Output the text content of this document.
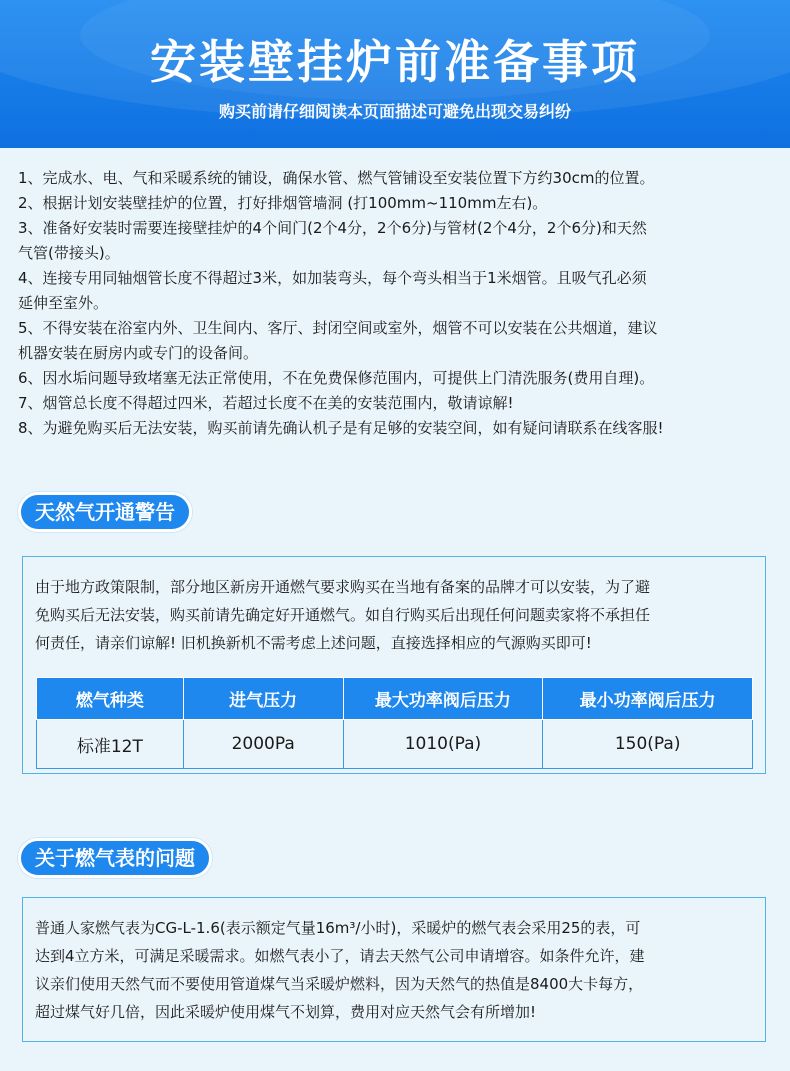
安装壁挂炉前准备事项
购买前请仔细阅读本页面描述可避免出现交易纠纷
1、完成水、电、气和采暖系统的铺设，确保水管、燃气管铺设至安装位置下方约30cm的位置。
2、根据计划安装壁挂炉的位置，打好排烟管墙洞 (打100mm~110mm左右)。
3、准备好安装时需要连接壁挂炉的4个间门(2个4分，2个6分)与管材(2个4分，2个6分)和天然
气管(带接头)。
4、连接专用同轴烟管长度不得超过3米，如加装弯头，每个弯头相当于1米烟管。且吸气孔必须
延伸至室外。
5、不得安装在浴室内外、卫生间内、客厅、封闭空间或室外，烟管不可以安装在公共烟道，建议
机器安装在厨房内或专门的设备间。
6、因水垢问题导致堵塞无法正常使用，不在免费保修范围内，可提供上门清洗服务(费用自理)。
7、烟管总长度不得超过四米，若超过长度不在美的安装范围内，敬请谅解!
8、为避免购买后无法安装，购买前请先确认机子是有足够的安装空间，如有疑问请联系在线客服!
天然气开通警告

由于地方政策限制，部分地区新房开通燃气要求购买在当地有备案的品牌才可以安装，为了避

免购买后无法安装，购买前请先确定好开通燃气。如自行购买后出现任何问题卖家将不承担任

何责任，请亲们谅解! 旧机换新机不需考虑上述问题，直接选择相应的气源购买即可!

燃气种类	进气压力	最大功率阀后压力	最小功率阀后压力
标准12T	2000Pa	1010(Pa)	150(Pa)
关于燃气表的问题

普通人家燃气表为CG-L-1.6(表示额定气量16m³/小时)，采暖炉的燃气表会采用25的表，可

达到4立方米，可满足采暖需求。如燃气表小了，请去天然气公司申请增容。如条件允许，建

议亲们使用天然气而不要使用管道煤气当采暖炉燃料，因为天然气的热值是8400大卡每方，

超过煤气好几倍，因此采暖炉使用煤气不划算，费用对应天然气会有所增加!
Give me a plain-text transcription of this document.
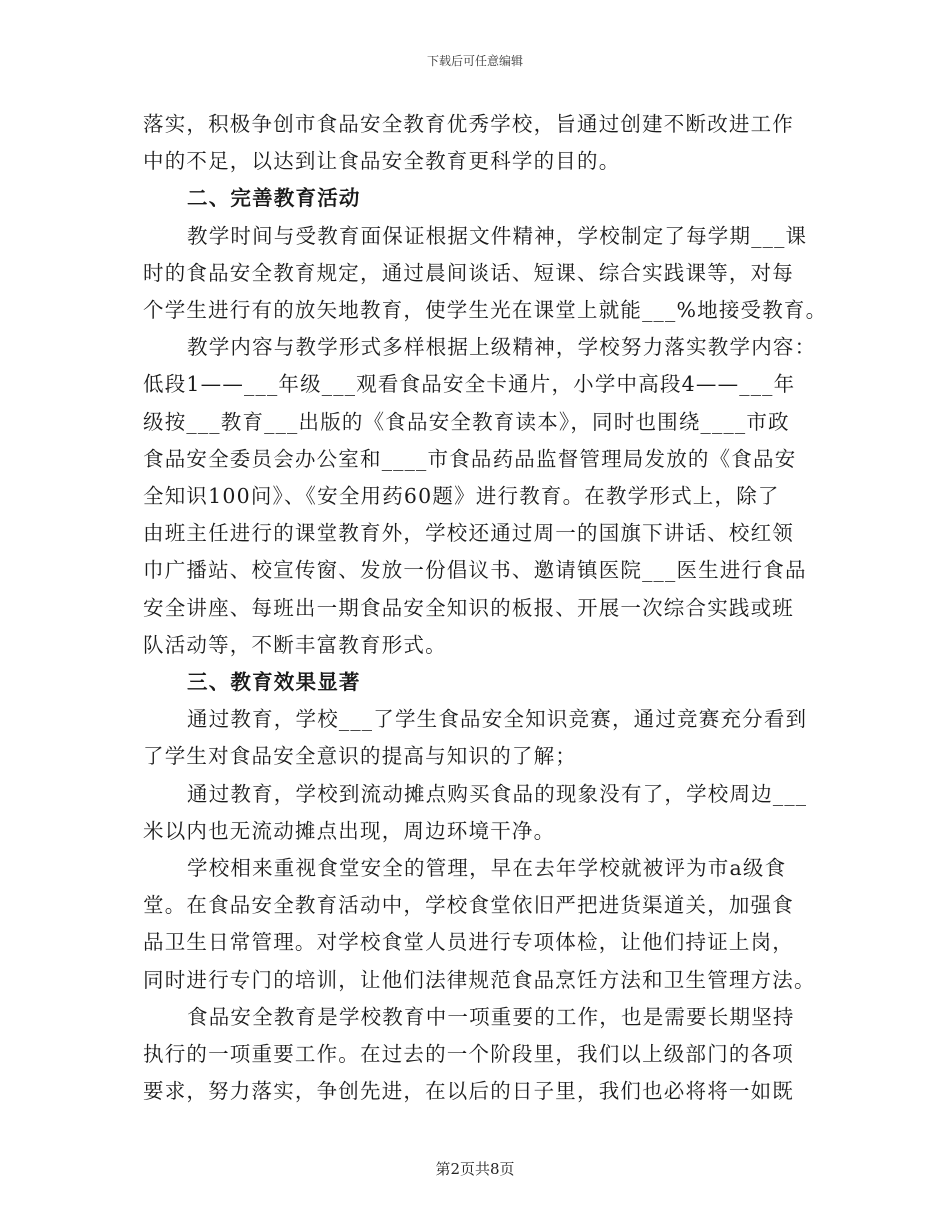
下载后可任意编辑

落实，积极争创市食品安全教育优秀学校，旨通过创建不断改进工作

中的不足，以达到让食品安全教育更科学的目的。

二、完善教育活动

教学时间与受教育面保证根据文件精神，学校制定了每学期___课

时的食品安全教育规定，通过晨间谈话、短课、综合实践课等，对每

个学生进行有的放矢地教育，使学生光在课堂上就能___%地接受教育。

教学内容与教学形式多样根据上级精神，学校努力落实教学内容：

低段1——___年级___观看食品安全卡通片，小学中高段4——___年

级按___教育___出版的《食品安全教育读本》，同时也围绕____市政

食品安全委员会办公室和____市食品药品监督管理局发放的《食品安

全知识100问》、《安全用药60题》进行教育。在教学形式上，除了

由班主任进行的课堂教育外，学校还通过周一的国旗下讲话、校红领

巾广播站、校宣传窗、发放一份倡议书、邀请镇医院___医生进行食品

安全讲座、每班出一期食品安全知识的板报、开展一次综合实践或班

队活动等，不断丰富教育形式。

三、教育效果显著

通过教育，学校___了学生食品安全知识竞赛，通过竞赛充分看到

了学生对食品安全意识的提高与知识的了解；

通过教育，学校到流动摊点购买食品的现象没有了，学校周边___

米以内也无流动摊点出现，周边环境干净。

学校相来重视食堂安全的管理，早在去年学校就被评为市a级食

堂。在食品安全教育活动中，学校食堂依旧严把进货渠道关，加强食

品卫生日常管理。对学校食堂人员进行专项体检，让他们持证上岗，

同时进行专门的培训，让他们法律规范食品烹饪方法和卫生管理方法。

食品安全教育是学校教育中一项重要的工作，也是需要长期坚持

执行的一项重要工作。在过去的一个阶段里，我们以上级部门的各项

要求，努力落实，争创先进，在以后的日子里，我们也必将将一如既

第2页共8页
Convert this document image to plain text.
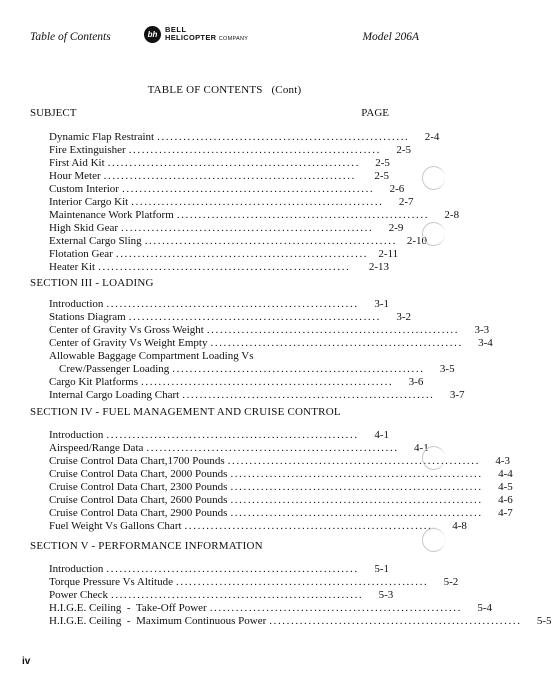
Table of Contents	bh
BELL
HELICOPTER COMPANY	Model 206A
TABLE OF CONTENTS   (Cont)
SUBJECT	PAGE
Dynamic Flap Restraint ..........................................................	2-4
Fire Extinguisher ..........................................................	2-5
First Aid Kit ..........................................................	2-5
Hour Meter ..........................................................	2-5
Custom Interior ..........................................................	2-6
Interior Cargo Kit ..........................................................	2-7
Maintenance Work Platform ..........................................................	2-8
High Skid Gear ..........................................................	2-9
External Cargo Sling .......................................................... 2-10
Flotation Gear .......................................................... 2-11
Heater Kit ..........................................................	2-13
SECTION III - LOADING
Introduction ..........................................................	3-1
Stations Diagram ..........................................................	3-2
Center of Gravity Vs Gross Weight ..........................................................	3-3
Center of Gravity Vs Weight Empty ..........................................................	3-4
Allowable Baggage Compartment Loading Vs
Crew/Passenger Loading ..........................................................	3-5
Cargo Kit Platforms ..........................................................	3-6
Internal Cargo Loading Chart ..........................................................	3-7
SECTION IV - FUEL MANAGEMENT AND CRUISE CONTROL
Introduction ..........................................................	4-1
Airspeed/Range Data ..........................................................	4-1
Cruise Control Data Chart,1700 Pounds ..........................................................	4-3
Cruise Control Data Chart, 2000 Pounds ..........................................................	4-4
Cruise Control Data Chart, 2300 Pounds ..........................................................	4-5
Cruise Control Data Chart, 2600 Pounds ..........................................................	4-6
Cruise Control Data Chart, 2900 Pounds ..........................................................	4-7
Fuel Weight Vs Gallons Chart ..........................................................	4-8
SECTION V - PERFORMANCE INFORMATION
Introduction ..........................................................	5-1
Torque Pressure Vs Altitude ..........................................................	5-2
Power Check ..........................................................	5-3
H.I.G.E. Ceiling  -  Take-Off Power ..........................................................	5-4
H.I.G.E. Ceiling  -  Maximum Continuous Power ..........................................................	5-5
iv
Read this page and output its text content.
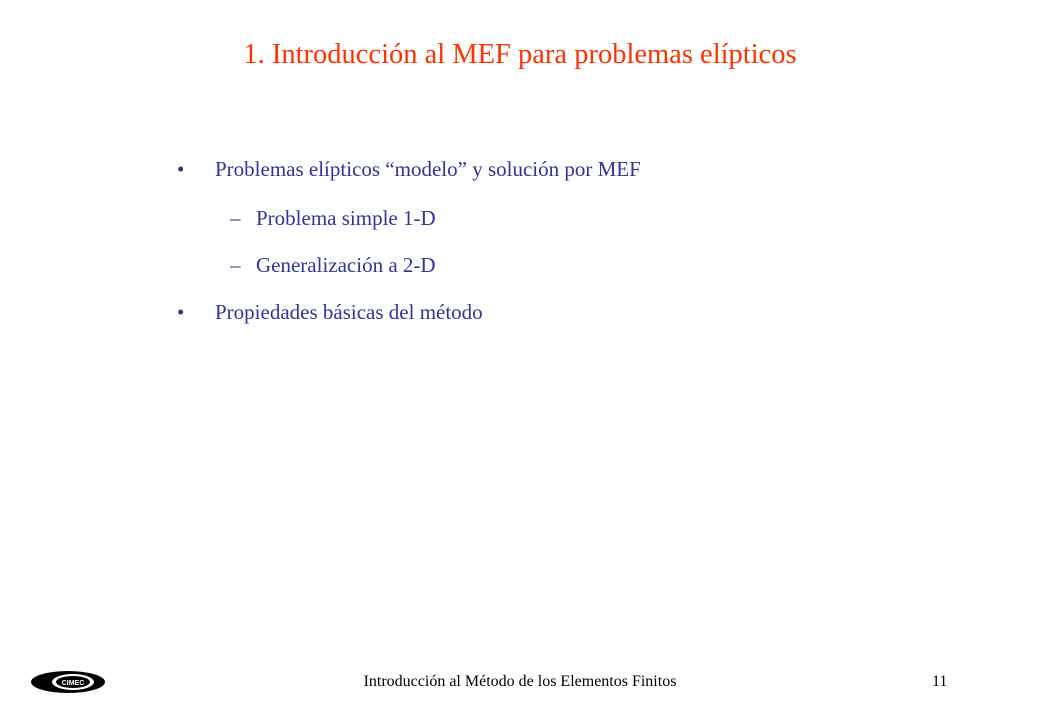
1. Introducción al MEF para problemas elípticos
• Problemas elípticos “modelo” y solución por MEF
– Problema simple 1-D
– Generalización a 2-D
• Propiedades básicas del método
CIMEC	Introducción al Método de los Elementos Finitos	11
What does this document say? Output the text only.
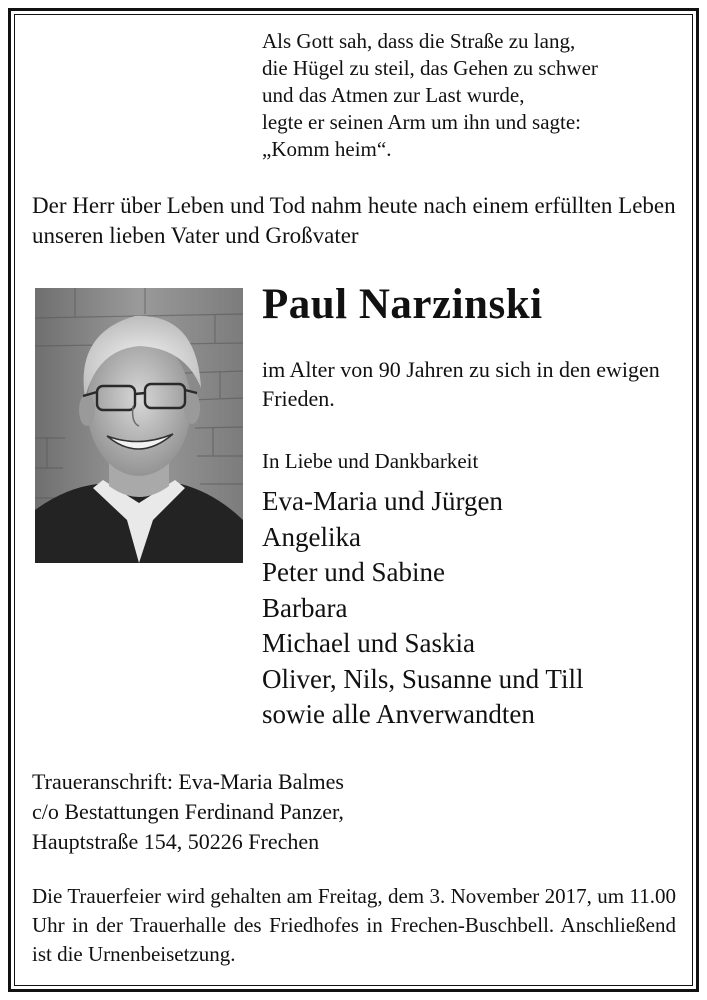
Als Gott sah, dass die Straße zu lang,
die Hügel zu steil, das Gehen zu schwer
und das Atmen zur Last wurde,
legte er seinen Arm um ihn und sagte:
„Komm heim“.
Der Herr über Leben und Tod nahm heute nach einem erfüllten Leben unseren lieben Vater und Großvater
Paul Narzinski
im Alter von 90 Jahren zu sich in den ewigen Frieden.
In Liebe und Dankbarkeit
Eva-Maria und Jürgen
Angelika
Peter und Sabine
Barbara
Michael und Saskia
Oliver, Nils, Susanne und Till
sowie alle Anverwandten
Traueranschrift: Eva-Maria Balmes
c/o Bestattungen Ferdinand Panzer,
Hauptstraße 154, 50226 Frechen
Die Trauerfeier wird gehalten am Freitag, dem 3. November 2017, um 11.00 Uhr in der Trauerhalle des Friedhofes in Frechen-Buschbell. Anschließend ist die Urnenbeisetzung.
---*---
● WORK TO DO:
Repeat the lines from the line containing "What does this" through the end of the material above exactly, with no pictures and nothing else.

● THE REPLY:
What does this document say? Output the text only.
Als Gott sah, dass die Straße zu lang,
die Hügel zu steil, das Gehen zu schwer
und das Atmen zur Last wurde,
legte er seinen Arm um ihn und sagte:
„Komm heim“.
Der Herr über Leben und Tod nahm heute nach einem erfüllten Leben unseren lieben Vater und Großvater
Paul Narzinski
im Alter von 90 Jahren zu sich in den ewigen Frieden.
In Liebe und Dankbarkeit
Eva-Maria und Jürgen
Angelika
Peter und Sabine
Barbara
Michael und Saskia
Oliver, Nils, Susanne und Till
sowie alle Anverwandten
Traueranschrift: Eva-Maria Balmes
c/o Bestattungen Ferdinand Panzer,
Hauptstraße 154, 50226 Frechen
Die Trauerfeier wird gehalten am Freitag, dem 3. November 2017, um 11.00 Uhr in der Trauerhalle des Friedhofes in Frechen-Buschbell. Anschließend ist die Urnenbeisetzung.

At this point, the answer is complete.